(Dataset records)
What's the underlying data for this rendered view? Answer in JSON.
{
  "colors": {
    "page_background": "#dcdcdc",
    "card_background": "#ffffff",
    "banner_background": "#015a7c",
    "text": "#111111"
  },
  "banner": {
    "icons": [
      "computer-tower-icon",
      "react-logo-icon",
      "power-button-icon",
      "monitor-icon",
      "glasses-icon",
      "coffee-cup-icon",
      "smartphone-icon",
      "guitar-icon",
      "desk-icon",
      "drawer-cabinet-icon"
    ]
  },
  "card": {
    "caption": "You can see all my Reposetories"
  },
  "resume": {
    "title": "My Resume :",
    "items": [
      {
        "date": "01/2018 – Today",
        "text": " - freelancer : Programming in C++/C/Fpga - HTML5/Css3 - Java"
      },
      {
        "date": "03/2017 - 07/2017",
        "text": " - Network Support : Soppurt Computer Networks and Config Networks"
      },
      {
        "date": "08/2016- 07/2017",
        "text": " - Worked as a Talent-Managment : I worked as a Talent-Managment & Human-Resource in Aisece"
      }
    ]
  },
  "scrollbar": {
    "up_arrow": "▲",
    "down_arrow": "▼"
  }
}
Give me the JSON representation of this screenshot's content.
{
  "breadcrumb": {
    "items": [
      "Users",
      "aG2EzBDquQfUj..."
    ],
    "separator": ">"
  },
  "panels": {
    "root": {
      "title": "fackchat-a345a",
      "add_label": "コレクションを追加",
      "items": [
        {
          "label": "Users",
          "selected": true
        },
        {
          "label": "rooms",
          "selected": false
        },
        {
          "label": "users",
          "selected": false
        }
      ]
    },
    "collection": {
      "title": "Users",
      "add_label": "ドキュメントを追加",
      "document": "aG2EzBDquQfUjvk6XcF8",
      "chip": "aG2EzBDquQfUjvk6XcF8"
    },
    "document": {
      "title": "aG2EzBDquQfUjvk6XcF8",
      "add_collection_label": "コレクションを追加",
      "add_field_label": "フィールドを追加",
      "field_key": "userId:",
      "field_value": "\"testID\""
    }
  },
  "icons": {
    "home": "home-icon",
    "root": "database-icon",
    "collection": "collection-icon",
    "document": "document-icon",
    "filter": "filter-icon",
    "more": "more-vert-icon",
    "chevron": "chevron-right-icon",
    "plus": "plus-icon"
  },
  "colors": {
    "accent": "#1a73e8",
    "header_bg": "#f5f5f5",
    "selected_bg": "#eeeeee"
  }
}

- **Directions**
Using the records above, find and show each line with the string "text".

- **Result**
    "text": "#111111"
        "text": " - freelancer : Programming in C++/C/Fpga - HTML5/Css3 - Java"
        "text": " - Network Support : Soppurt Computer Networks and Config Networks"
        "text": " - Worked as a Talent-Managment : I worked as a Talent-Managment & Human-Resource in Aisece"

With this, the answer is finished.